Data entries

★ ★ ★ ★ ★ ★ ★

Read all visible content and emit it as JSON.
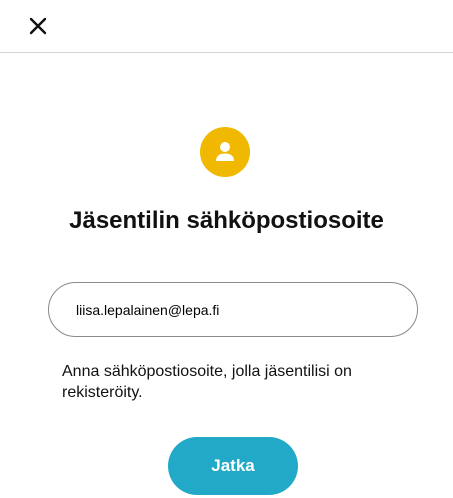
{
  "header": {
    "close_icon": "close-icon"
  },
  "avatar": {
    "icon": "person-icon",
    "color": "#f0b800"
  },
  "title": "Jäsentilin sähköpostiosoite",
  "email_field": {
    "value": "liisa.lepalainen@lepa.fi"
  },
  "helper_text": "Anna sähköpostiosoite, jolla jäsentilisi on rekisteröity.",
  "continue_button": {
    "label": "Jatka",
    "color": "#21a9c7"
  }
}
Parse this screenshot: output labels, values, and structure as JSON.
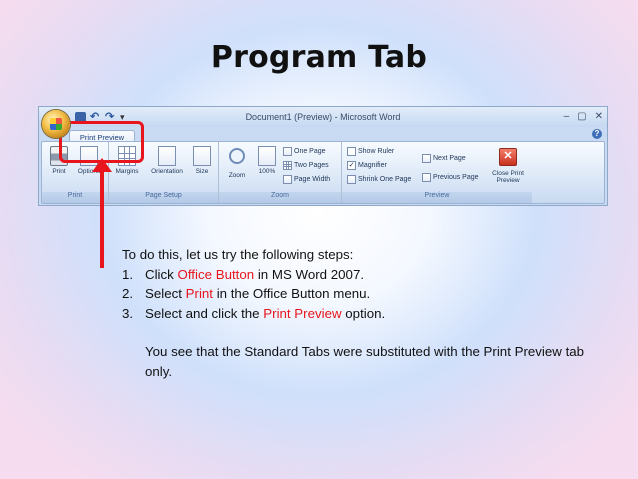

★ ★ ★ ★ ★ ★ ★

**Directive:** Reproduce every entry word for word, but skip any pictures.

**Solution to the exercise:**
Read all visible content and emit it as JSON.
{
  "header": {
    "close_icon": "close-icon"
  },
  "avatar": {
    "icon": "person-icon",
    "color": "#f0b800"
  },
  "title": "Jäsentilin sähköpostiosoite",
  "email_field": {
    "value": "liisa.lepalainen@lepa.fi"
  },
  "helper_text": "Anna sähköpostiosoite, jolla jäsentilisi on rekisteröity.",
  "continue_button": {
    "label": "Jatka",
    "color": "#21a9c7"
  }
}
Parse this screenshot: output labels, values, and structure as JSON.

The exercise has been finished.